In the rows running from the line with "For every button, label, input, icon, or" up to and including the line with "mail-preview-line2: Landstyrelse for", change "cta-button" to "cta-link" and give those lines again with nothing else altered. Leave the pictures out of your answer.

— START Records for this exercise —

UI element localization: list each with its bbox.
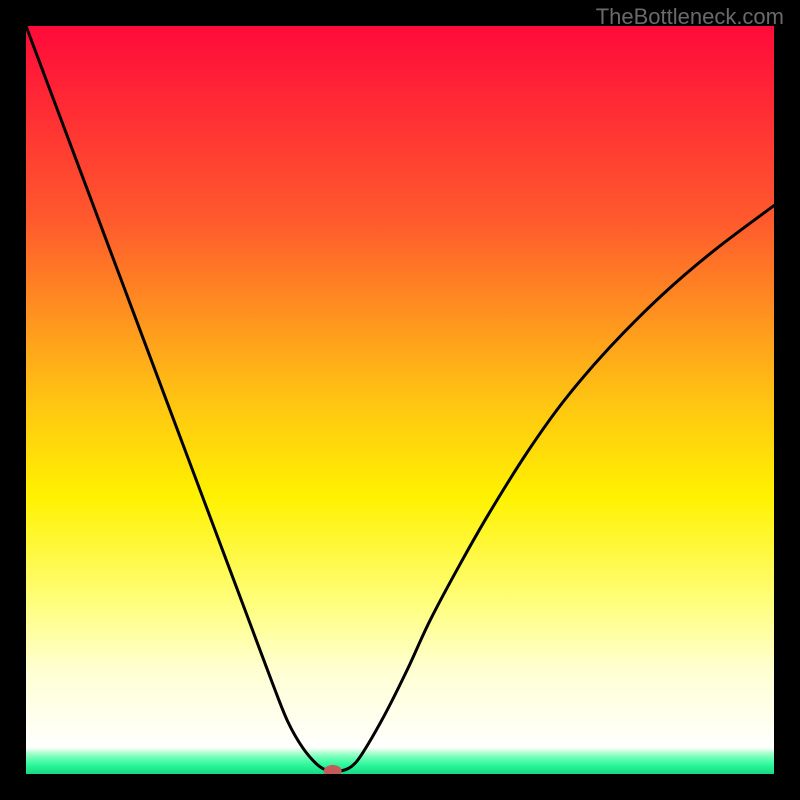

— END Records for this exercise —
— START Records for this exercise —

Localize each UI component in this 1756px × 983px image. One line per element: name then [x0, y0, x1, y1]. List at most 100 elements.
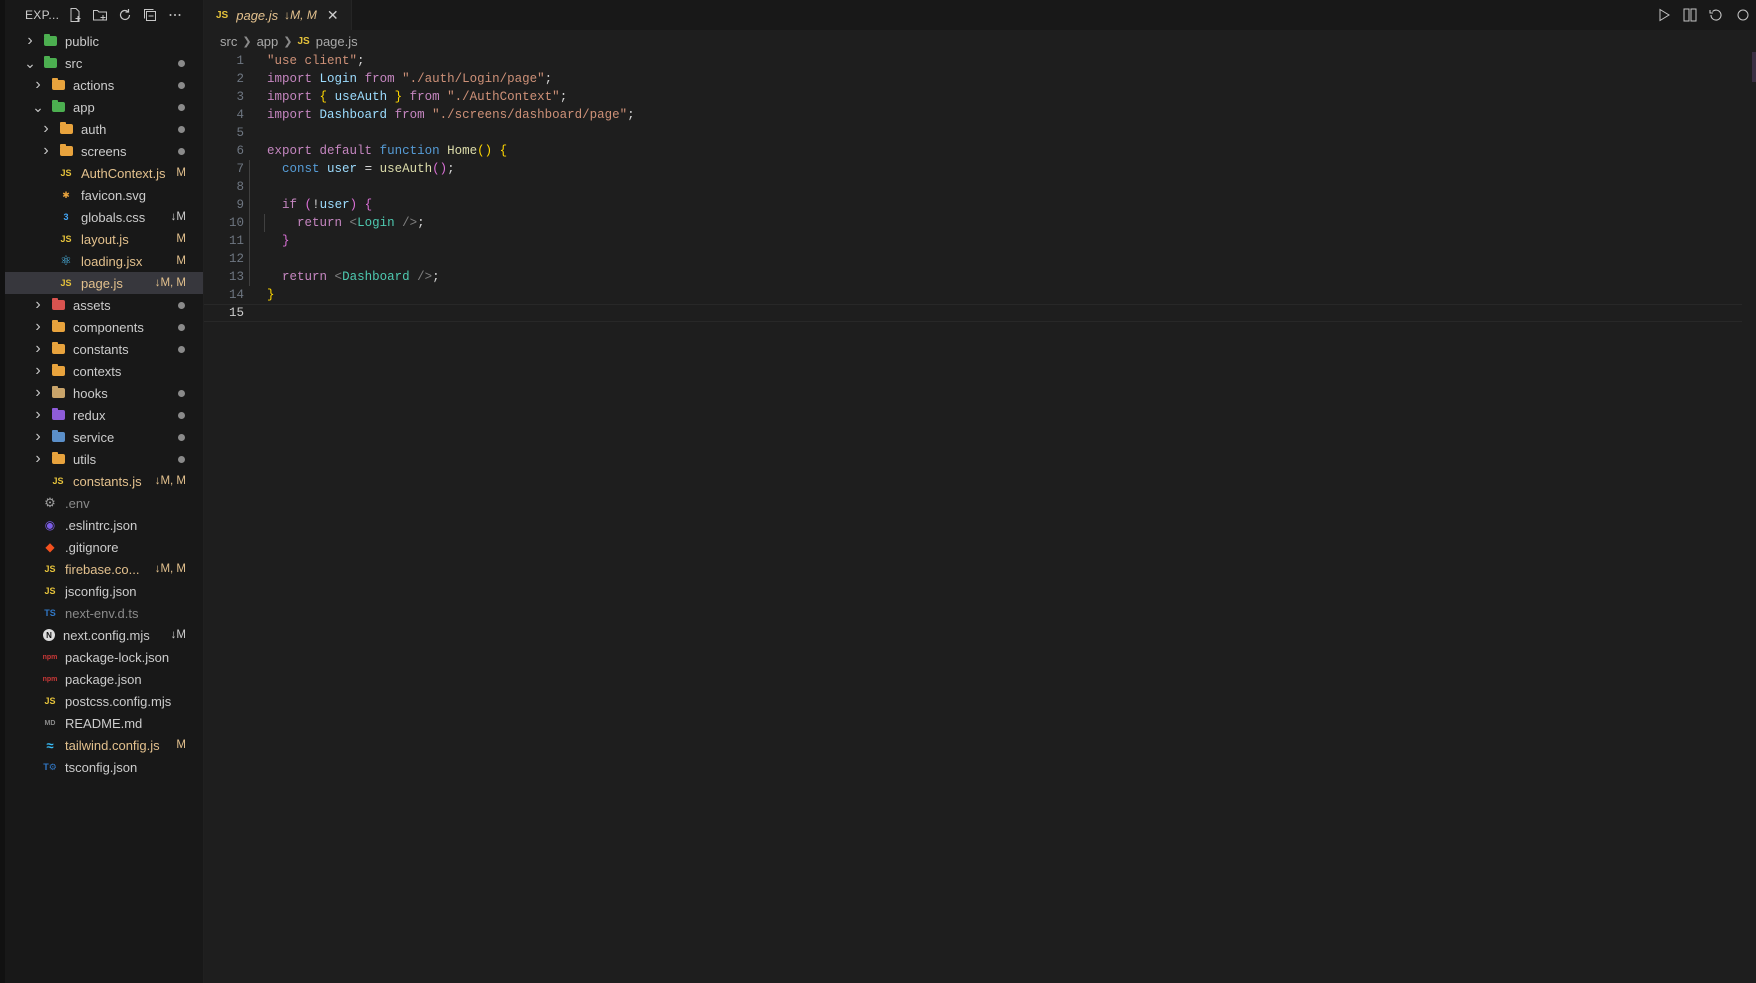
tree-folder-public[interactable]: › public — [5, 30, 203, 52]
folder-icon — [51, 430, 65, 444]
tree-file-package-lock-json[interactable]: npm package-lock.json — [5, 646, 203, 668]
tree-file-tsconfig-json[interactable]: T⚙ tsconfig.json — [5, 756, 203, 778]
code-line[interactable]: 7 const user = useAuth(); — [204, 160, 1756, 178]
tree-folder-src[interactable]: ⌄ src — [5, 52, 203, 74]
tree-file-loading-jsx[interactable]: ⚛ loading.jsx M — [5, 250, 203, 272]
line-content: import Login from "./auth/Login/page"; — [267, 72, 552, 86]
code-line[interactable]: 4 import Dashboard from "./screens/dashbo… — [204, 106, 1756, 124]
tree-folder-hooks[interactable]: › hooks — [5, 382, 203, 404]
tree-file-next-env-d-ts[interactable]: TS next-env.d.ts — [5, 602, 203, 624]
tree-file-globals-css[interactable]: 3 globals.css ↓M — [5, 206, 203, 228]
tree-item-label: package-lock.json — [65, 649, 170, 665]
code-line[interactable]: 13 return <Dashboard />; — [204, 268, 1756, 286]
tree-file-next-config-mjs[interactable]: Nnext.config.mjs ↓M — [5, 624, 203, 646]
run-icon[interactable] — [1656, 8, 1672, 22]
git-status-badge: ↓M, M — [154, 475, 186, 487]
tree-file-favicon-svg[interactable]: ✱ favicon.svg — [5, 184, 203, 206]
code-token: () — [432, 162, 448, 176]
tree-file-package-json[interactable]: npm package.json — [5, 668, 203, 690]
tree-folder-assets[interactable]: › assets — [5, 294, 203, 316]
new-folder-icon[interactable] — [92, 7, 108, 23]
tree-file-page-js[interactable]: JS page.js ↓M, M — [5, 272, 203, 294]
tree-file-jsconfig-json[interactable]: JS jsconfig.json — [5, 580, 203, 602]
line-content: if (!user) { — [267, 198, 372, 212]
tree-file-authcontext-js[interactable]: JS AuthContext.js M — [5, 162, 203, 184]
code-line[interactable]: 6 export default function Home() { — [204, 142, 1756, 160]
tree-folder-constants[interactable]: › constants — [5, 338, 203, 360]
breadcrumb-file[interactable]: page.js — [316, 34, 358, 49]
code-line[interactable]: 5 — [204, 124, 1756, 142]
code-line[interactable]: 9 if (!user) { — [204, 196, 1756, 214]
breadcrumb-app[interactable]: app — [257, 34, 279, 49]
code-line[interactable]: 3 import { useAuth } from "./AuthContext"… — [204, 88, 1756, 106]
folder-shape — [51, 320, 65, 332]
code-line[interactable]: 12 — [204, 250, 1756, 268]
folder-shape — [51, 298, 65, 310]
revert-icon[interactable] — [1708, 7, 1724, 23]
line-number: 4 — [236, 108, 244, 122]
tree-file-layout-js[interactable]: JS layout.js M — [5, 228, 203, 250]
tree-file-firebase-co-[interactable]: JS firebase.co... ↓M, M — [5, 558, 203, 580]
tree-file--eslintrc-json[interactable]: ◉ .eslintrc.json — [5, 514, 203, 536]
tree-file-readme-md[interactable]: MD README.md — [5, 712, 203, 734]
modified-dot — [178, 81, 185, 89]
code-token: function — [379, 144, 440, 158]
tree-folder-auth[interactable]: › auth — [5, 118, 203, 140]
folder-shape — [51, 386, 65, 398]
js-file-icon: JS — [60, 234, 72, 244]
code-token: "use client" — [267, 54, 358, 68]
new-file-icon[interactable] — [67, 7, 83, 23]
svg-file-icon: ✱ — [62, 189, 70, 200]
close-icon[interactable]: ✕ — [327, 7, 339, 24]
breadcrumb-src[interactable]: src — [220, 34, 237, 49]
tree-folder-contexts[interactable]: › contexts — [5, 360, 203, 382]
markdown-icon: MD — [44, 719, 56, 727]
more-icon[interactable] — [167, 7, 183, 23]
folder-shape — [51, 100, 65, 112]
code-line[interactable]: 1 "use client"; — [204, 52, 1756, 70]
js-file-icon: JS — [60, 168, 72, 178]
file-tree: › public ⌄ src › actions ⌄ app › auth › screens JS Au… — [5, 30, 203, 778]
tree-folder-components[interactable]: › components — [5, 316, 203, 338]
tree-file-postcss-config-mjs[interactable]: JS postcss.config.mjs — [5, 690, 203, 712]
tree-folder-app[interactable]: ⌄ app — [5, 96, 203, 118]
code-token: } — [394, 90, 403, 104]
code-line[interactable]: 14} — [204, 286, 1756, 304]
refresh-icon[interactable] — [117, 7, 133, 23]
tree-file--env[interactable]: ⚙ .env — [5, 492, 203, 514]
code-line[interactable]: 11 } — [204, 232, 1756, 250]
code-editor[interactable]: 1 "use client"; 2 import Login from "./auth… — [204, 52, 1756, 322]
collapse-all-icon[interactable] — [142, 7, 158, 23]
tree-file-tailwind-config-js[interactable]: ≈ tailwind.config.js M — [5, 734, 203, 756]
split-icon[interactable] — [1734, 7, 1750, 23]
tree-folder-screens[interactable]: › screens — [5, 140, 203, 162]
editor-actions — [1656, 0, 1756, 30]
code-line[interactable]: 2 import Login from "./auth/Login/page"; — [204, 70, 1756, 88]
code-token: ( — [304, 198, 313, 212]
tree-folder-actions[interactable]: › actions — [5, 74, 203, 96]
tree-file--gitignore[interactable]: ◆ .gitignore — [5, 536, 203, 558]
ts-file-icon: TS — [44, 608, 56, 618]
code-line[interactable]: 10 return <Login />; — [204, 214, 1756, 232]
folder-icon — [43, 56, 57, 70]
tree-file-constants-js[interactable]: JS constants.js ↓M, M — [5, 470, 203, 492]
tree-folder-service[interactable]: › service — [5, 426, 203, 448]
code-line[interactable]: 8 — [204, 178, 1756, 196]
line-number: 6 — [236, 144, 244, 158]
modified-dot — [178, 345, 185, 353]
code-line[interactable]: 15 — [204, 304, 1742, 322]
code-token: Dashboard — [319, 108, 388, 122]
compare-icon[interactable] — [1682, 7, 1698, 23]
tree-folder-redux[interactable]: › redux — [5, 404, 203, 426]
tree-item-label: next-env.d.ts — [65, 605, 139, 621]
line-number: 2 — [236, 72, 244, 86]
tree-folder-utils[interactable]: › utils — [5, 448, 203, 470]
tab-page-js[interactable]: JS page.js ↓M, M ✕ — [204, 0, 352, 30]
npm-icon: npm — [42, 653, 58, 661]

— END Records for this exercise —
— START Records for this exercise —

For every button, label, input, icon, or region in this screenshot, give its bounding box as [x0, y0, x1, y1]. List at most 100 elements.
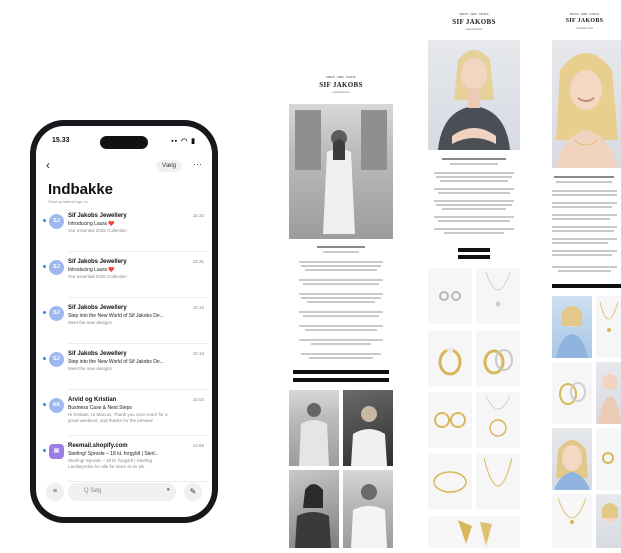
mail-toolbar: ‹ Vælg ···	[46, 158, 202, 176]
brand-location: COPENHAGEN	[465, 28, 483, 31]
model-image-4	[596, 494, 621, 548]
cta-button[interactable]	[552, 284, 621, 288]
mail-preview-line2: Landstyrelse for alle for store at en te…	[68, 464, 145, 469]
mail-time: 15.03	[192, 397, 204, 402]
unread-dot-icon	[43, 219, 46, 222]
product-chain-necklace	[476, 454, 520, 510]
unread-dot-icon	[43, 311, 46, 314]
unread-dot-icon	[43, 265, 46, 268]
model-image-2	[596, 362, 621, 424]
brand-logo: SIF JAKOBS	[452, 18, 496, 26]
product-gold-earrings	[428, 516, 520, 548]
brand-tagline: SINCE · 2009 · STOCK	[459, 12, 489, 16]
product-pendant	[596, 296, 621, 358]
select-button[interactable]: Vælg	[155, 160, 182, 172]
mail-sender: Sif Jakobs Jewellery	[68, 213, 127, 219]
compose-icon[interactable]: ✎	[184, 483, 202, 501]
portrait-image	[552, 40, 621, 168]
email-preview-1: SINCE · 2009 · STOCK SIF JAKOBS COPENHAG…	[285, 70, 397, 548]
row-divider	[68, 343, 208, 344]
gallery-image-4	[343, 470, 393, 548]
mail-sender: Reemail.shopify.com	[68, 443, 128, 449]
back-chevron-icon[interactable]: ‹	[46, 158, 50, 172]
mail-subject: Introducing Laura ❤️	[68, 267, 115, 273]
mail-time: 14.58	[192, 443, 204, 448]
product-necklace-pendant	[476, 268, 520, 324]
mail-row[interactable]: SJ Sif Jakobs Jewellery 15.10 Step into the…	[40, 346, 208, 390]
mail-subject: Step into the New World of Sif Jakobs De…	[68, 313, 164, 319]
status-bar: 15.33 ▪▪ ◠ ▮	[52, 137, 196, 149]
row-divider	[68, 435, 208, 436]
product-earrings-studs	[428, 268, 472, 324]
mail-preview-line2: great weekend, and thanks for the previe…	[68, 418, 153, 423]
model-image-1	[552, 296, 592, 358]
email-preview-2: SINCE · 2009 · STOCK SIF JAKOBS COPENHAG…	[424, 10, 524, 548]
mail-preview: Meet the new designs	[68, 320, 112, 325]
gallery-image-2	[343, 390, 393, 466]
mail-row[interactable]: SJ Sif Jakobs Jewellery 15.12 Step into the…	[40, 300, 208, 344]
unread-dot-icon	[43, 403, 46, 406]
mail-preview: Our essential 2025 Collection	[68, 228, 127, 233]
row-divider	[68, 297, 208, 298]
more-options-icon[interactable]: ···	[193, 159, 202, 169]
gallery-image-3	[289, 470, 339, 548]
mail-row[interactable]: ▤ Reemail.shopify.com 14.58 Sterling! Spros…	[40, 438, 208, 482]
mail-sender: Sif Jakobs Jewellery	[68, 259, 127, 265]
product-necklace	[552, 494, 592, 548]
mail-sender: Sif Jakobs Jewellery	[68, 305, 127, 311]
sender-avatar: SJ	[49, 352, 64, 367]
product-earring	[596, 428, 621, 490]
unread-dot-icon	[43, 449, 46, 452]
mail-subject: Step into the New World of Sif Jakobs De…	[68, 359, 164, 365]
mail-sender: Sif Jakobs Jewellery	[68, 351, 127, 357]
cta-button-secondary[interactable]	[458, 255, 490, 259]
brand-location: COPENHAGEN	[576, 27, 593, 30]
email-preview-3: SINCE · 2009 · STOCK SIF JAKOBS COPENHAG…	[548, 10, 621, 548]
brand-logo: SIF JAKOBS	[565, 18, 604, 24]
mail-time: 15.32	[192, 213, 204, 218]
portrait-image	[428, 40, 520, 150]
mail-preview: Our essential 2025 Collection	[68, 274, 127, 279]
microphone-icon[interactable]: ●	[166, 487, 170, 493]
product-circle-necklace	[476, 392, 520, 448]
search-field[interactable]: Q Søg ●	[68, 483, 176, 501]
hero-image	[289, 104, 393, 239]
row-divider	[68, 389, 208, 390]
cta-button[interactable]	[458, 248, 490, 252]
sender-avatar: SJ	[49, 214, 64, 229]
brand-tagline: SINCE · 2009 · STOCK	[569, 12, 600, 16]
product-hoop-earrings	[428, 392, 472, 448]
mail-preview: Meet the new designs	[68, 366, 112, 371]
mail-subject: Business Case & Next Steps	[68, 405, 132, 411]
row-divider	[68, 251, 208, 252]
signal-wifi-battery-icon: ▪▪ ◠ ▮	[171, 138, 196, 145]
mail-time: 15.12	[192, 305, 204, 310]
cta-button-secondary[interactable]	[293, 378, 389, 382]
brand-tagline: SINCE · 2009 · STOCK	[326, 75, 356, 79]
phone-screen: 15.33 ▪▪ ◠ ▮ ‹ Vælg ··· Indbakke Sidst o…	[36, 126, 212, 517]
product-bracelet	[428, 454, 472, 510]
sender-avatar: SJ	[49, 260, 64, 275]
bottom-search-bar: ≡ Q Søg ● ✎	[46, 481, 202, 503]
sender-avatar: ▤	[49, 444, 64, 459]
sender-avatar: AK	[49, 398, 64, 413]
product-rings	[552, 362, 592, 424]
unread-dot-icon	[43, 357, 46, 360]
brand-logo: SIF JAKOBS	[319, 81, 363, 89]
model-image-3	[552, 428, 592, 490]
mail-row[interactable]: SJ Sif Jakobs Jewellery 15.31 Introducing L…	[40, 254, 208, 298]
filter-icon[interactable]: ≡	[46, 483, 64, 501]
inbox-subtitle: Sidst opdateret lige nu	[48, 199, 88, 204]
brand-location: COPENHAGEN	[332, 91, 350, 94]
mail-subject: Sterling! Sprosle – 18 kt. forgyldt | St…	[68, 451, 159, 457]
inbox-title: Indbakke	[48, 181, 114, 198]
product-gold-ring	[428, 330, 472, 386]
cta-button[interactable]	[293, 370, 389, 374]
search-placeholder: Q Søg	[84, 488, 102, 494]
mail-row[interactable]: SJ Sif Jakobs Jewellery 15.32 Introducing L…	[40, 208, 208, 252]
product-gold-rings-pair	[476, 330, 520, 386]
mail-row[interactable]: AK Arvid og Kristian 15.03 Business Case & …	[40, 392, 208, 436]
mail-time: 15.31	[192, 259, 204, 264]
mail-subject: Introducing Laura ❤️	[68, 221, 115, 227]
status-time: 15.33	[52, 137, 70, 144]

— END Records for this exercise —

● Result of this task
For every button, label, input, icon, or region in this screenshot, give its bounding box as [x0, y0, x1, y1]. List at most 100 elements.
mail-toolbar: ‹ Vælg ···	[46, 158, 202, 176]
brand-location: COPENHAGEN	[465, 28, 483, 31]
model-image-4	[596, 494, 621, 548]
cta-link[interactable]	[552, 284, 621, 288]
mail-preview-line2: Landstyrelse for alle for store at en te…	[68, 464, 145, 469]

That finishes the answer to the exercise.